:: Dataset
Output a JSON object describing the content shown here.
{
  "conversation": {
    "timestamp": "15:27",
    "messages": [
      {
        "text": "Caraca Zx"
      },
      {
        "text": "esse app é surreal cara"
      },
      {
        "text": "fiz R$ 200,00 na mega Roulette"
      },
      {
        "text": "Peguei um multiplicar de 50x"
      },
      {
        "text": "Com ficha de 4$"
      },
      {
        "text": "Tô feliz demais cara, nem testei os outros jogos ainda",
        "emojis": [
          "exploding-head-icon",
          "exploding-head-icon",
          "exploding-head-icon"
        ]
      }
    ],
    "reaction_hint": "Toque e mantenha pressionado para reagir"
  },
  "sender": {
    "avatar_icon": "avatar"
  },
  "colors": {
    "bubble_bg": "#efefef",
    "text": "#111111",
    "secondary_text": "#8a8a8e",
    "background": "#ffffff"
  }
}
::::
» Stated goal
Return all of the data exactly as it reads.

» Result of the exercise
Output a JSON object describing the content shown here.
{
  "conversation": {
    "timestamp": "15:27",
    "messages": [
      {
        "text": "Caraca Zx"
      },
      {
        "text": "esse app é surreal cara"
      },
      {
        "text": "fiz R$ 200,00 na mega Roulette"
      },
      {
        "text": "Peguei um multiplicar de 50x"
      },
      {
        "text": "Com ficha de 4$"
      },
      {
        "text": "Tô feliz demais cara, nem testei os outros jogos ainda",
        "emojis": [
          "exploding-head-icon",
          "exploding-head-icon",
          "exploding-head-icon"
        ]
      }
    ],
    "reaction_hint": "Toque e mantenha pressionado para reagir"
  },
  "sender": {
    "avatar_icon": "avatar"
  },
  "colors": {
    "bubble_bg": "#efefef",
    "text": "#111111",
    "secondary_text": "#8a8a8e",
    "background": "#ffffff"
  }
}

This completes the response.